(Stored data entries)
________________

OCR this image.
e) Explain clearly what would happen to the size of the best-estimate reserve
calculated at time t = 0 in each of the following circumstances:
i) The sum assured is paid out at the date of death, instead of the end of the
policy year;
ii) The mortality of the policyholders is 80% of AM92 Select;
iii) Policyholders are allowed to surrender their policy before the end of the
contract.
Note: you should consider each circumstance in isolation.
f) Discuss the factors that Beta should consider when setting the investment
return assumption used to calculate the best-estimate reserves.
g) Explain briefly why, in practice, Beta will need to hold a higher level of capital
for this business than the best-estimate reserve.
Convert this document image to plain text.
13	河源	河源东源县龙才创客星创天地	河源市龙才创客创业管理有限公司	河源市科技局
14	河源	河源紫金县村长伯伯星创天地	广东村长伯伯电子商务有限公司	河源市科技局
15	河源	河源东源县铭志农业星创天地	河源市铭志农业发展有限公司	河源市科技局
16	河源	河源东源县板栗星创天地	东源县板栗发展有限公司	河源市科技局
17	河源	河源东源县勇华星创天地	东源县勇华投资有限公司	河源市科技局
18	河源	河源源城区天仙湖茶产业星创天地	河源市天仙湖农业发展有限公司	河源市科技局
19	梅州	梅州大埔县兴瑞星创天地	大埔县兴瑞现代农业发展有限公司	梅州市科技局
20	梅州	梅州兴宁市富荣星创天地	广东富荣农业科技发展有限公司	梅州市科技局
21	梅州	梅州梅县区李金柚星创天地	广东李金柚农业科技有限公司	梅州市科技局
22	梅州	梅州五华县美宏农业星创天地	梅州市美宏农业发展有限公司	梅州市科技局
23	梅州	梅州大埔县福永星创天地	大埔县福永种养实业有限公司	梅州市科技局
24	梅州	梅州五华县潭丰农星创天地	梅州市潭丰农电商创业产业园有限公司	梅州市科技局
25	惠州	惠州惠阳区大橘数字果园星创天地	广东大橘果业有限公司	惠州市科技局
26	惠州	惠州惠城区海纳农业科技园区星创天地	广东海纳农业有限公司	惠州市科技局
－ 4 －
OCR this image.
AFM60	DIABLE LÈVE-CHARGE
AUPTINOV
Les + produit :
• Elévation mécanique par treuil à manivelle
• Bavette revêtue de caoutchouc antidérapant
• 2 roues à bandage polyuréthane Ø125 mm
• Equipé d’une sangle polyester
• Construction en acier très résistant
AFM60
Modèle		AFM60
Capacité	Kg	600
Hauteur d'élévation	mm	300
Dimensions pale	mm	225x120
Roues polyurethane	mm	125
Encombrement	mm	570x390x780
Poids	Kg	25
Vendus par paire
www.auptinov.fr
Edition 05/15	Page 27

________________

> _Exercise details_
Copy out the full material exactly as it appears.

> _Solution to this exercise_
OCR this image.
e) Explain clearly what would happen to the size of the best-estimate reserve
calculated at time t = 0 in each of the following circumstances:
i) The sum assured is paid out at the date of death, instead of the end of the
policy year;
ii) The mortality of the policyholders is 80% of AM92 Select;
iii) Policyholders are allowed to surrender their policy before the end of the
contract.
Note: you should consider each circumstance in isolation.
f) Discuss the factors that Beta should consider when setting the investment
return assumption used to calculate the best-estimate reserves.
g) Explain briefly why, in practice, Beta will need to hold a higher level of capital
for this business than the best-estimate reserve.
Convert this document image to plain text.
13	河源	河源东源县龙才创客星创天地	河源市龙才创客创业管理有限公司	河源市科技局
14	河源	河源紫金县村长伯伯星创天地	广东村长伯伯电子商务有限公司	河源市科技局
15	河源	河源东源县铭志农业星创天地	河源市铭志农业发展有限公司	河源市科技局
16	河源	河源东源县板栗星创天地	东源县板栗发展有限公司	河源市科技局
17	河源	河源东源县勇华星创天地	东源县勇华投资有限公司	河源市科技局
18	河源	河源源城区天仙湖茶产业星创天地	河源市天仙湖农业发展有限公司	河源市科技局
19	梅州	梅州大埔县兴瑞星创天地	大埔县兴瑞现代农业发展有限公司	梅州市科技局
20	梅州	梅州兴宁市富荣星创天地	广东富荣农业科技发展有限公司	梅州市科技局
21	梅州	梅州梅县区李金柚星创天地	广东李金柚农业科技有限公司	梅州市科技局
22	梅州	梅州五华县美宏农业星创天地	梅州市美宏农业发展有限公司	梅州市科技局
23	梅州	梅州大埔县福永星创天地	大埔县福永种养实业有限公司	梅州市科技局
24	梅州	梅州五华县潭丰农星创天地	梅州市潭丰农电商创业产业园有限公司	梅州市科技局
25	惠州	惠州惠阳区大橘数字果园星创天地	广东大橘果业有限公司	惠州市科技局
26	惠州	惠州惠城区海纳农业科技园区星创天地	广东海纳农业有限公司	惠州市科技局
－ 4 －
OCR this image.
AFM60	DIABLE LÈVE-CHARGE
AUPTINOV
Les + produit :
• Elévation mécanique par treuil à manivelle
• Bavette revêtue de caoutchouc antidérapant
• 2 roues à bandage polyuréthane Ø125 mm
• Equipé d’une sangle polyester
• Construction en acier très résistant
AFM60
Modèle		AFM60
Capacité	Kg	600
Hauteur d'élévation	mm	300
Dimensions pale	mm	225x120
Roues polyurethane	mm	125
Encombrement	mm	570x390x780
Poids	Kg	25
Vendus par paire
www.auptinov.fr
Edition 05/15	Page 27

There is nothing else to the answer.